Reproduce all records verbatim.

--- BEGIN Record extracts ---

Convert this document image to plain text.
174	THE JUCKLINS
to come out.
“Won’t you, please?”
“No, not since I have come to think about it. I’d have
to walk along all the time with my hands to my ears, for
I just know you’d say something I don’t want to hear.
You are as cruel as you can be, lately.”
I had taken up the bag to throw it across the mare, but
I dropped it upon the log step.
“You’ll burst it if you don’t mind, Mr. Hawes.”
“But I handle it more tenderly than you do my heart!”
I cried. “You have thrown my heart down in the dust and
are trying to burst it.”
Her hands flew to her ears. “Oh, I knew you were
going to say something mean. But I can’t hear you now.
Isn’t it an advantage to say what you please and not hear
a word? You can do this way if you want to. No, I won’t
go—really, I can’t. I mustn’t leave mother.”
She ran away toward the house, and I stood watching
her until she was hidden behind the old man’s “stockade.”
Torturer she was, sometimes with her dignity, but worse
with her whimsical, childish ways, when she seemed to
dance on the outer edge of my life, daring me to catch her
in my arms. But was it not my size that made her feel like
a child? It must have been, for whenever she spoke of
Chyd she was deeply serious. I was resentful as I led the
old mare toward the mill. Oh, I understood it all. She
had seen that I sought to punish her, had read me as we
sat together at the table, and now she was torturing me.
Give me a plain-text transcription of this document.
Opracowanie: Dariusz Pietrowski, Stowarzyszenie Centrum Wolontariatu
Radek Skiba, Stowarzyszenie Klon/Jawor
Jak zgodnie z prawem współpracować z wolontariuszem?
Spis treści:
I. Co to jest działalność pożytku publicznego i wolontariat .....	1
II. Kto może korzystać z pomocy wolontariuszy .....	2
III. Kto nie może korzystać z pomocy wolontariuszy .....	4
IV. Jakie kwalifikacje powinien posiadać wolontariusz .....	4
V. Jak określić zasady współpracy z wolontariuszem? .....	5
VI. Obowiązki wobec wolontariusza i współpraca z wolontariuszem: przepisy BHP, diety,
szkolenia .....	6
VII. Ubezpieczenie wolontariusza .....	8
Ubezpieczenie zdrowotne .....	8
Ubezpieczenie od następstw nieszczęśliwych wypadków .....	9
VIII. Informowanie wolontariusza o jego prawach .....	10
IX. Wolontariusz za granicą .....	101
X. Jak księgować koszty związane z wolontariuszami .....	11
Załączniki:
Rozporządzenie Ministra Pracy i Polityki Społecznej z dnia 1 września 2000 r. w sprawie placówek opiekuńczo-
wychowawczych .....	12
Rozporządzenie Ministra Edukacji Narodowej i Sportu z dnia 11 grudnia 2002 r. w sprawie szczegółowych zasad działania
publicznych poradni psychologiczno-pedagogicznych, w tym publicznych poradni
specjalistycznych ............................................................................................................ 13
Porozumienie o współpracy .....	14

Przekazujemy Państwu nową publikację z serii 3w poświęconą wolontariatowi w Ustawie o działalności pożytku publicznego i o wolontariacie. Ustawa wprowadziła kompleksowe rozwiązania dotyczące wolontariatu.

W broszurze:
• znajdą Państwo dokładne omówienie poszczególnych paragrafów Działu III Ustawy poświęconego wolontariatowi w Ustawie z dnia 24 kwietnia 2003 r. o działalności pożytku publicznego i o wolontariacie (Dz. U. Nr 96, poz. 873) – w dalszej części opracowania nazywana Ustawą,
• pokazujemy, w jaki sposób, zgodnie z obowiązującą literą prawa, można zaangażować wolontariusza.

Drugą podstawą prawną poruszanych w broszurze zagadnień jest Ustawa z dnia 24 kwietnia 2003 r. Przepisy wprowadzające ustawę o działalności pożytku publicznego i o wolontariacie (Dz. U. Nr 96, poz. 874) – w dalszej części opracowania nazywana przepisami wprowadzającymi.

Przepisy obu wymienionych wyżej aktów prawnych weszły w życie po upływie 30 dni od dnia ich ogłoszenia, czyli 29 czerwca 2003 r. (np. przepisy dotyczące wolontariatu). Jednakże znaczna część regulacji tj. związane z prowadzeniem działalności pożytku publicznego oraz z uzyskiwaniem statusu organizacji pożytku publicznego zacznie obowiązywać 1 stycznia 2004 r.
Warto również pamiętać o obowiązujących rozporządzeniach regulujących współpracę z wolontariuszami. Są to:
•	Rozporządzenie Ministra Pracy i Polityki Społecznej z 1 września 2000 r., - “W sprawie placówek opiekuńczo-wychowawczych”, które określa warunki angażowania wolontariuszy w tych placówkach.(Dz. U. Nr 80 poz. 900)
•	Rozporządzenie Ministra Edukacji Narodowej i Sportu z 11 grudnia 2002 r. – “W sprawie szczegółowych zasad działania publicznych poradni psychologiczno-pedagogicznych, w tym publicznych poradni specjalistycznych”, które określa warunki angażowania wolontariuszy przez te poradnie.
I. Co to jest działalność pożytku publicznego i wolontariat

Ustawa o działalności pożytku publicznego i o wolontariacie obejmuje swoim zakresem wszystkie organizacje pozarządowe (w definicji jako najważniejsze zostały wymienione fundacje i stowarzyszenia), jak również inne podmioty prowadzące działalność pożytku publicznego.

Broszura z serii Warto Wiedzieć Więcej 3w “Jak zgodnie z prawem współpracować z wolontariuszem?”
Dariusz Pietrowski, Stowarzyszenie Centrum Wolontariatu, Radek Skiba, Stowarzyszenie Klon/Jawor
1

--- END Record extracts ---

* **The completed task**:
Convert this document image to plain text.
174	THE JUCKLINS
to come out.
“Won’t you, please?”
“No, not since I have come to think about it. I’d have
to walk along all the time with my hands to my ears, for
I just know you’d say something I don’t want to hear.
You are as cruel as you can be, lately.”
I had taken up the bag to throw it across the mare, but
I dropped it upon the log step.
“You’ll burst it if you don’t mind, Mr. Hawes.”
“But I handle it more tenderly than you do my heart!”
I cried. “You have thrown my heart down in the dust and
are trying to burst it.”
Her hands flew to her ears. “Oh, I knew you were
going to say something mean. But I can’t hear you now.
Isn’t it an advantage to say what you please and not hear
a word? You can do this way if you want to. No, I won’t
go—really, I can’t. I mustn’t leave mother.”
She ran away toward the house, and I stood watching
her until she was hidden behind the old man’s “stockade.”
Torturer she was, sometimes with her dignity, but worse
with her whimsical, childish ways, when she seemed to
dance on the outer edge of my life, daring me to catch her
in my arms. But was it not my size that made her feel like
a child? It must have been, for whenever she spoke of
Chyd she was deeply serious. I was resentful as I led the
old mare toward the mill. Oh, I understood it all. She
had seen that I sought to punish her, had read me as we
sat together at the table, and now she was torturing me.
Give me a plain-text transcription of this document.
Opracowanie: Dariusz Pietrowski, Stowarzyszenie Centrum Wolontariatu
Radek Skiba, Stowarzyszenie Klon/Jawor
Jak zgodnie z prawem współpracować z wolontariuszem?
Spis treści:
I. Co to jest działalność pożytku publicznego i wolontariat .....	1
II. Kto może korzystać z pomocy wolontariuszy .....	2
III. Kto nie może korzystać z pomocy wolontariuszy .....	4
IV. Jakie kwalifikacje powinien posiadać wolontariusz .....	4
V. Jak określić zasady współpracy z wolontariuszem? .....	5
VI. Obowiązki wobec wolontariusza i współpraca z wolontariuszem: przepisy BHP, diety,
szkolenia .....	6
VII. Ubezpieczenie wolontariusza .....	8
Ubezpieczenie zdrowotne .....	8
Ubezpieczenie od następstw nieszczęśliwych wypadków .....	9
VIII. Informowanie wolontariusza o jego prawach .....	10
IX. Wolontariusz za granicą .....	101
X. Jak księgować koszty związane z wolontariuszami .....	11
Załączniki:
Rozporządzenie Ministra Pracy i Polityki Społecznej z dnia 1 września 2000 r. w sprawie placówek opiekuńczo-
wychowawczych .....	12
Rozporządzenie Ministra Edukacji Narodowej i Sportu z dnia 11 grudnia 2002 r. w sprawie szczegółowych zasad działania
publicznych poradni psychologiczno-pedagogicznych, w tym publicznych poradni
specjalistycznych ............................................................................................................ 13
Porozumienie o współpracy .....	14

Przekazujemy Państwu nową publikację z serii 3w poświęconą wolontariatowi w Ustawie o działalności pożytku publicznego i o wolontariacie. Ustawa wprowadziła kompleksowe rozwiązania dotyczące wolontariatu.

W broszurze:
• znajdą Państwo dokładne omówienie poszczególnych paragrafów Działu III Ustawy poświęconego wolontariatowi w Ustawie z dnia 24 kwietnia 2003 r. o działalności pożytku publicznego i o wolontariacie (Dz. U. Nr 96, poz. 873) – w dalszej części opracowania nazywana Ustawą,
• pokazujemy, w jaki sposób, zgodnie z obowiązującą literą prawa, można zaangażować wolontariusza.

Drugą podstawą prawną poruszanych w broszurze zagadnień jest Ustawa z dnia 24 kwietnia 2003 r. Przepisy wprowadzające ustawę o działalności pożytku publicznego i o wolontariacie (Dz. U. Nr 96, poz. 874) – w dalszej części opracowania nazywana przepisami wprowadzającymi.

Przepisy obu wymienionych wyżej aktów prawnych weszły w życie po upływie 30 dni od dnia ich ogłoszenia, czyli 29 czerwca 2003 r. (np. przepisy dotyczące wolontariatu). Jednakże znaczna część regulacji tj. związane z prowadzeniem działalności pożytku publicznego oraz z uzyskiwaniem statusu organizacji pożytku publicznego zacznie obowiązywać 1 stycznia 2004 r.
Warto również pamiętać o obowiązujących rozporządzeniach regulujących współpracę z wolontariuszami. Są to:
•	Rozporządzenie Ministra Pracy i Polityki Społecznej z 1 września 2000 r., - “W sprawie placówek opiekuńczo-wychowawczych”, które określa warunki angażowania wolontariuszy w tych placówkach.(Dz. U. Nr 80 poz. 900)
•	Rozporządzenie Ministra Edukacji Narodowej i Sportu z 11 grudnia 2002 r. – “W sprawie szczegółowych zasad działania publicznych poradni psychologiczno-pedagogicznych, w tym publicznych poradni specjalistycznych”, które określa warunki angażowania wolontariuszy przez te poradnie.
I. Co to jest działalność pożytku publicznego i wolontariat

Ustawa o działalności pożytku publicznego i o wolontariacie obejmuje swoim zakresem wszystkie organizacje pozarządowe (w definicji jako najważniejsze zostały wymienione fundacje i stowarzyszenia), jak również inne podmioty prowadzące działalność pożytku publicznego.

Broszura z serii Warto Wiedzieć Więcej 3w “Jak zgodnie z prawem współpracować z wolontariuszem?”
Dariusz Pietrowski, Stowarzyszenie Centrum Wolontariatu, Radek Skiba, Stowarzyszenie Klon/Jawor
1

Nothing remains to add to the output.